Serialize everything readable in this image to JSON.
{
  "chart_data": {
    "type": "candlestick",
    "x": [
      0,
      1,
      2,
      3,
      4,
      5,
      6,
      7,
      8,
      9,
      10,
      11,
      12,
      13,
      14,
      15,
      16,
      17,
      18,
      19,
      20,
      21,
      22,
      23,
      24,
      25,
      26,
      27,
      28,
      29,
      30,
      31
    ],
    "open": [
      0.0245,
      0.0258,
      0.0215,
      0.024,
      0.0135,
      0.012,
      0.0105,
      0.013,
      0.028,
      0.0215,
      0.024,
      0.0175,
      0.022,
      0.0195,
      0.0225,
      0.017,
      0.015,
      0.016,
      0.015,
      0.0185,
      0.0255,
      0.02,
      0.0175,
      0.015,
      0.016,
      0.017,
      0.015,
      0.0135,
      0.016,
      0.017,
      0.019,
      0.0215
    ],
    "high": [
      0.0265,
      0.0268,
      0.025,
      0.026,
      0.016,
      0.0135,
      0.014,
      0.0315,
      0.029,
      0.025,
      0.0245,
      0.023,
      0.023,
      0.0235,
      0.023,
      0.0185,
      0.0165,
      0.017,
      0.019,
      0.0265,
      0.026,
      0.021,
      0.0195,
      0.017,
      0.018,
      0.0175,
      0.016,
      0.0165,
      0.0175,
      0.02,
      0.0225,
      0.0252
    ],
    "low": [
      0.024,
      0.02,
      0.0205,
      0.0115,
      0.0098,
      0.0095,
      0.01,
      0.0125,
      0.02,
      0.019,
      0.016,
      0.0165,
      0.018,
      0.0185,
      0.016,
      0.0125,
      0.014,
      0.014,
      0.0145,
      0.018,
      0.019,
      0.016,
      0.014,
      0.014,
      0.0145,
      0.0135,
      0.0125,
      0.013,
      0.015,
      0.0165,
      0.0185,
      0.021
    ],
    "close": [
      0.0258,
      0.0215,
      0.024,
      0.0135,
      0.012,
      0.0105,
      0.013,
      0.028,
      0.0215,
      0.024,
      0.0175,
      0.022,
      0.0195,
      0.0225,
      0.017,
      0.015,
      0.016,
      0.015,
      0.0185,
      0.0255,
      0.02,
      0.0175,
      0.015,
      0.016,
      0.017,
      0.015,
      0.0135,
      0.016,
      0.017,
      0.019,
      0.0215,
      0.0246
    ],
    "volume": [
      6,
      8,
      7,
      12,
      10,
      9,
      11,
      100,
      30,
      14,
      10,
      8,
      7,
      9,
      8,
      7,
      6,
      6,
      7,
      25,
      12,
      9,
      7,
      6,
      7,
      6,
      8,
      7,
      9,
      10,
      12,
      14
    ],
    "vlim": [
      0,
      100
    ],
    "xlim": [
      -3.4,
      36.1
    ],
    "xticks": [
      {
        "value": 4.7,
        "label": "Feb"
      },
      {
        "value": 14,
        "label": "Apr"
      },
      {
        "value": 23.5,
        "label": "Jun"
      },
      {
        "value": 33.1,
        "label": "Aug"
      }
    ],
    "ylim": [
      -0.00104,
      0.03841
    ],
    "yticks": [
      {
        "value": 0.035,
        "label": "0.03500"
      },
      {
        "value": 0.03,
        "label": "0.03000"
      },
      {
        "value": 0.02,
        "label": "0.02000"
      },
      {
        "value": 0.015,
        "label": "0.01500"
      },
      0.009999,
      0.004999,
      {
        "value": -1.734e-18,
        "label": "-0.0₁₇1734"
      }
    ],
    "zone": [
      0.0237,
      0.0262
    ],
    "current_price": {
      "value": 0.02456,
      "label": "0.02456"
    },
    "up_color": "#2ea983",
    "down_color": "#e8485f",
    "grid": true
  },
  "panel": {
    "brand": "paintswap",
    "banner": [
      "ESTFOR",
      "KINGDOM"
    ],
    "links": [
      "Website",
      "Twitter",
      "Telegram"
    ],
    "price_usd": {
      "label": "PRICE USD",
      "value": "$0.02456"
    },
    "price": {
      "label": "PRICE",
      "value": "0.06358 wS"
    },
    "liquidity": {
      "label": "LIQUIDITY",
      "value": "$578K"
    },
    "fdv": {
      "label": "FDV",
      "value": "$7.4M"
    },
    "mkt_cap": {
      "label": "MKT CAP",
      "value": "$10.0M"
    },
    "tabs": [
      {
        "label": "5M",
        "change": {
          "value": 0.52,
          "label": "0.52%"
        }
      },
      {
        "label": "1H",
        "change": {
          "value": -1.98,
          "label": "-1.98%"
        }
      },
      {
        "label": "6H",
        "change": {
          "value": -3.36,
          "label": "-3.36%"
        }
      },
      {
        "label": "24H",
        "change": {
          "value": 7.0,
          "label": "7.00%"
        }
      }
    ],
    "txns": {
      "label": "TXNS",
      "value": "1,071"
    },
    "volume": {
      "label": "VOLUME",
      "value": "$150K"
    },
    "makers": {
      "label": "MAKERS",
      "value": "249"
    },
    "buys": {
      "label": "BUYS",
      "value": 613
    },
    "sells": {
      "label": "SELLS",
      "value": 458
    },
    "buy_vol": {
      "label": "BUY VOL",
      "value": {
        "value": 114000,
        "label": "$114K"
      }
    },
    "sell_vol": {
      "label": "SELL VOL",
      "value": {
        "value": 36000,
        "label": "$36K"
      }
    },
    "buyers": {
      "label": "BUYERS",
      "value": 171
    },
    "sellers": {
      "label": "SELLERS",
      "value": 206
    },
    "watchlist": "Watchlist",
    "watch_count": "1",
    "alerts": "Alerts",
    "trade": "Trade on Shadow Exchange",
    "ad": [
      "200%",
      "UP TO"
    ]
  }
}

### [AIM]
Output the entries exactly.

### [ANSWER TO THIS TASK]
Serialize everything readable in this image to JSON.
{
  "chart_data": {
    "type": "candlestick",
    "x": [
      0,
      1,
      2,
      3,
      4,
      5,
      6,
      7,
      8,
      9,
      10,
      11,
      12,
      13,
      14,
      15,
      16,
      17,
      18,
      19,
      20,
      21,
      22,
      23,
      24,
      25,
      26,
      27,
      28,
      29,
      30,
      31
    ],
    "open": [
      0.0245,
      0.0258,
      0.0215,
      0.024,
      0.0135,
      0.012,
      0.0105,
      0.013,
      0.028,
      0.0215,
      0.024,
      0.0175,
      0.022,
      0.0195,
      0.0225,
      0.017,
      0.015,
      0.016,
      0.015,
      0.0185,
      0.0255,
      0.02,
      0.0175,
      0.015,
      0.016,
      0.017,
      0.015,
      0.0135,
      0.016,
      0.017,
      0.019,
      0.0215
    ],
    "high": [
      0.0265,
      0.0268,
      0.025,
      0.026,
      0.016,
      0.0135,
      0.014,
      0.0315,
      0.029,
      0.025,
      0.0245,
      0.023,
      0.023,
      0.0235,
      0.023,
      0.0185,
      0.0165,
      0.017,
      0.019,
      0.0265,
      0.026,
      0.021,
      0.0195,
      0.017,
      0.018,
      0.0175,
      0.016,
      0.0165,
      0.0175,
      0.02,
      0.0225,
      0.0252
    ],
    "low": [
      0.024,
      0.02,
      0.0205,
      0.0115,
      0.0098,
      0.0095,
      0.01,
      0.0125,
      0.02,
      0.019,
      0.016,
      0.0165,
      0.018,
      0.0185,
      0.016,
      0.0125,
      0.014,
      0.014,
      0.0145,
      0.018,
      0.019,
      0.016,
      0.014,
      0.014,
      0.0145,
      0.0135,
      0.0125,
      0.013,
      0.015,
      0.0165,
      0.0185,
      0.021
    ],
    "close": [
      0.0258,
      0.0215,
      0.024,
      0.0135,
      0.012,
      0.0105,
      0.013,
      0.028,
      0.0215,
      0.024,
      0.0175,
      0.022,
      0.0195,
      0.0225,
      0.017,
      0.015,
      0.016,
      0.015,
      0.0185,
      0.0255,
      0.02,
      0.0175,
      0.015,
      0.016,
      0.017,
      0.015,
      0.0135,
      0.016,
      0.017,
      0.019,
      0.0215,
      0.0246
    ],
    "volume": [
      6,
      8,
      7,
      12,
      10,
      9,
      11,
      100,
      30,
      14,
      10,
      8,
      7,
      9,
      8,
      7,
      6,
      6,
      7,
      25,
      12,
      9,
      7,
      6,
      7,
      6,
      8,
      7,
      9,
      10,
      12,
      14
    ],
    "vlim": [
      0,
      100
    ],
    "xlim": [
      -3.4,
      36.1
    ],
    "xticks": [
      {
        "value": 4.7,
        "label": "Feb"
      },
      {
        "value": 14,
        "label": "Apr"
      },
      {
        "value": 23.5,
        "label": "Jun"
      },
      {
        "value": 33.1,
        "label": "Aug"
      }
    ],
    "ylim": [
      -0.00104,
      0.03841
    ],
    "yticks": [
      {
        "value": 0.035,
        "label": "0.03500"
      },
      {
        "value": 0.03,
        "label": "0.03000"
      },
      {
        "value": 0.02,
        "label": "0.02000"
      },
      {
        "value": 0.015,
        "label": "0.01500"
      },
      0.009999,
      0.004999,
      {
        "value": -1.734e-18,
        "label": "-0.0₁₇1734"
      }
    ],
    "zone": [
      0.0237,
      0.0262
    ],
    "current_price": {
      "value": 0.02456,
      "label": "0.02456"
    },
    "up_color": "#2ea983",
    "down_color": "#e8485f",
    "grid": true
  },
  "panel": {
    "brand": "paintswap",
    "banner": [
      "ESTFOR",
      "KINGDOM"
    ],
    "links": [
      "Website",
      "Twitter",
      "Telegram"
    ],
    "price_usd": {
      "label": "PRICE USD",
      "value": "$0.02456"
    },
    "price": {
      "label": "PRICE",
      "value": "0.06358 wS"
    },
    "liquidity": {
      "label": "LIQUIDITY",
      "value": "$578K"
    },
    "fdv": {
      "label": "FDV",
      "value": "$7.4M"
    },
    "mkt_cap": {
      "label": "MKT CAP",
      "value": "$10.0M"
    },
    "tabs": [
      {
        "label": "5M",
        "change": {
          "value": 0.52,
          "label": "0.52%"
        }
      },
      {
        "label": "1H",
        "change": {
          "value": -1.98,
          "label": "-1.98%"
        }
      },
      {
        "label": "6H",
        "change": {
          "value": -3.36,
          "label": "-3.36%"
        }
      },
      {
        "label": "24H",
        "change": {
          "value": 7.0,
          "label": "7.00%"
        }
      }
    ],
    "txns": {
      "label": "TXNS",
      "value": "1,071"
    },
    "volume": {
      "label": "VOLUME",
      "value": "$150K"
    },
    "makers": {
      "label": "MAKERS",
      "value": "249"
    },
    "buys": {
      "label": "BUYS",
      "value": 613
    },
    "sells": {
      "label": "SELLS",
      "value": 458
    },
    "buy_vol": {
      "label": "BUY VOL",
      "value": {
        "value": 114000,
        "label": "$114K"
      }
    },
    "sell_vol": {
      "label": "SELL VOL",
      "value": {
        "value": 36000,
        "label": "$36K"
      }
    },
    "buyers": {
      "label": "BUYERS",
      "value": 171
    },
    "sellers": {
      "label": "SELLERS",
      "value": 206
    },
    "watchlist": "Watchlist",
    "watch_count": "1",
    "alerts": "Alerts",
    "trade": "Trade on Shadow Exchange",
    "ad": [
      "200%",
      "UP TO"
    ]
  }
}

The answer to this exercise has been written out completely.